**Written exercise:** Every entry below should be printed exactly, without its images.

**Extracted material:**
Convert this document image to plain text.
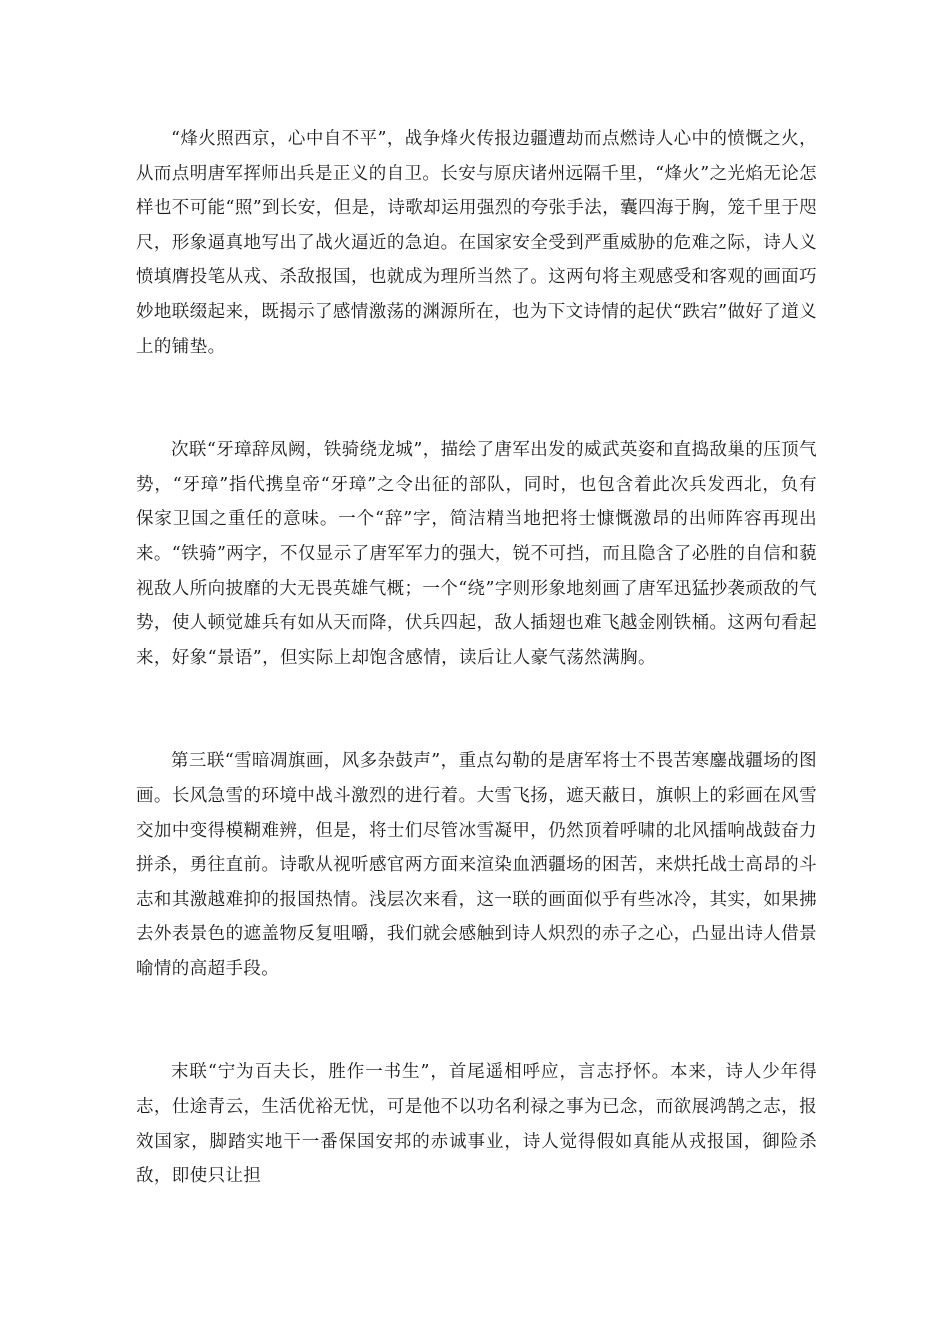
“烽火照西京，心中自不平”，战争烽火传报边疆遭劫而点燃诗人心中的愤慨之火，从而点明唐军挥师出兵是正义的自卫。长安与原庆诸州远隔千里，“烽火”之光焰无论怎样也不可能“照”到长安，但是，诗歌却运用强烈的夸张手法，囊四海于胸，笼千里于咫尺，形象逼真地写出了战火逼近的急迫。在国家安全受到严重威胁的危难之际，诗人义愤填膺投笔从戎、杀敌报国，也就成为理所当然了。这两句将主观感受和客观的画面巧妙地联缀起来，既揭示了感情激荡的渊源所在，也为下文诗情的起伏“跌宕”做好了道义上的铺垫。

次联“牙璋辞凤阙，铁骑绕龙城”，描绘了唐军出发的威武英姿和直捣敌巢的压顶气势，“牙璋”指代携皇帝“牙璋”之令出征的部队，同时，也包含着此次兵发西北，负有保家卫国之重任的意味。一个“辞”字，简洁精当地把将士慷慨激昂的出师阵容再现出来。“铁骑”两字，不仅显示了唐军军力的强大，锐不可挡，而且隐含了必胜的自信和藐视敌人所向披靡的大无畏英雄气概；一个“绕”字则形象地刻画了唐军迅猛抄袭顽敌的气势，使人顿觉雄兵有如从天而降，伏兵四起，敌人插翅也难飞越金刚铁桶。这两句看起来，好象“景语”，但实际上却饱含感情，读后让人豪气荡然满胸。

第三联“雪暗凋旗画，风多杂鼓声”，重点勾勒的是唐军将士不畏苦寒鏖战疆场的图画。长风急雪的环境中战斗激烈的进行着。大雪飞扬，遮天蔽日，旗帜上的彩画在风雪交加中变得模糊难辨，但是，将士们尽管冰雪凝甲，仍然顶着呼啸的北风擂响战鼓奋力拼杀，勇往直前。诗歌从视听感官两方面来渲染血洒疆场的困苦，来烘托战士高昂的斗志和其激越难抑的报国热情。浅层次来看，这一联的画面似乎有些冰冷，其实，如果拂去外表景色的遮盖物反复咀嚼，我们就会感触到诗人炽烈的赤子之心，凸显出诗人借景喻情的高超手段。

末联“宁为百夫长，胜作一书生”，首尾遥相呼应，言志抒怀。本来，诗人少年得志，仕途青云，生活优裕无忧，可是他不以功名利禄之事为已念，而欲展鸿鹄之志，报效国家，脚踏实地干一番保国安邦的赤诚事业，诗人觉得假如真能从戎报国，御险杀敌，即使只让担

**Problem solution:**
Convert this document image to plain text.
“烽火照西京，心中自不平”，战争烽火传报边疆遭劫而点燃诗人心中的愤慨之火，从而点明唐军挥师出兵是正义的自卫。长安与原庆诸州远隔千里，“烽火”之光焰无论怎样也不可能“照”到长安，但是，诗歌却运用强烈的夸张手法，囊四海于胸，笼千里于咫尺，形象逼真地写出了战火逼近的急迫。在国家安全受到严重威胁的危难之际，诗人义愤填膺投笔从戎、杀敌报国，也就成为理所当然了。这两句将主观感受和客观的画面巧妙地联缀起来，既揭示了感情激荡的渊源所在，也为下文诗情的起伏“跌宕”做好了道义上的铺垫。

次联“牙璋辞凤阙，铁骑绕龙城”，描绘了唐军出发的威武英姿和直捣敌巢的压顶气势，“牙璋”指代携皇帝“牙璋”之令出征的部队，同时，也包含着此次兵发西北，负有保家卫国之重任的意味。一个“辞”字，简洁精当地把将士慷慨激昂的出师阵容再现出来。“铁骑”两字，不仅显示了唐军军力的强大，锐不可挡，而且隐含了必胜的自信和藐视敌人所向披靡的大无畏英雄气概；一个“绕”字则形象地刻画了唐军迅猛抄袭顽敌的气势，使人顿觉雄兵有如从天而降，伏兵四起，敌人插翅也难飞越金刚铁桶。这两句看起来，好象“景语”，但实际上却饱含感情，读后让人豪气荡然满胸。

第三联“雪暗凋旗画，风多杂鼓声”，重点勾勒的是唐军将士不畏苦寒鏖战疆场的图画。长风急雪的环境中战斗激烈的进行着。大雪飞扬，遮天蔽日，旗帜上的彩画在风雪交加中变得模糊难辨，但是，将士们尽管冰雪凝甲，仍然顶着呼啸的北风擂响战鼓奋力拼杀，勇往直前。诗歌从视听感官两方面来渲染血洒疆场的困苦，来烘托战士高昂的斗志和其激越难抑的报国热情。浅层次来看，这一联的画面似乎有些冰冷，其实，如果拂去外表景色的遮盖物反复咀嚼，我们就会感触到诗人炽烈的赤子之心，凸显出诗人借景喻情的高超手段。

末联“宁为百夫长，胜作一书生”，首尾遥相呼应，言志抒怀。本来，诗人少年得志，仕途青云，生活优裕无忧，可是他不以功名利禄之事为已念，而欲展鸿鹄之志，报效国家，脚踏实地干一番保国安邦的赤诚事业，诗人觉得假如真能从戎报国，御险杀敌，即使只让担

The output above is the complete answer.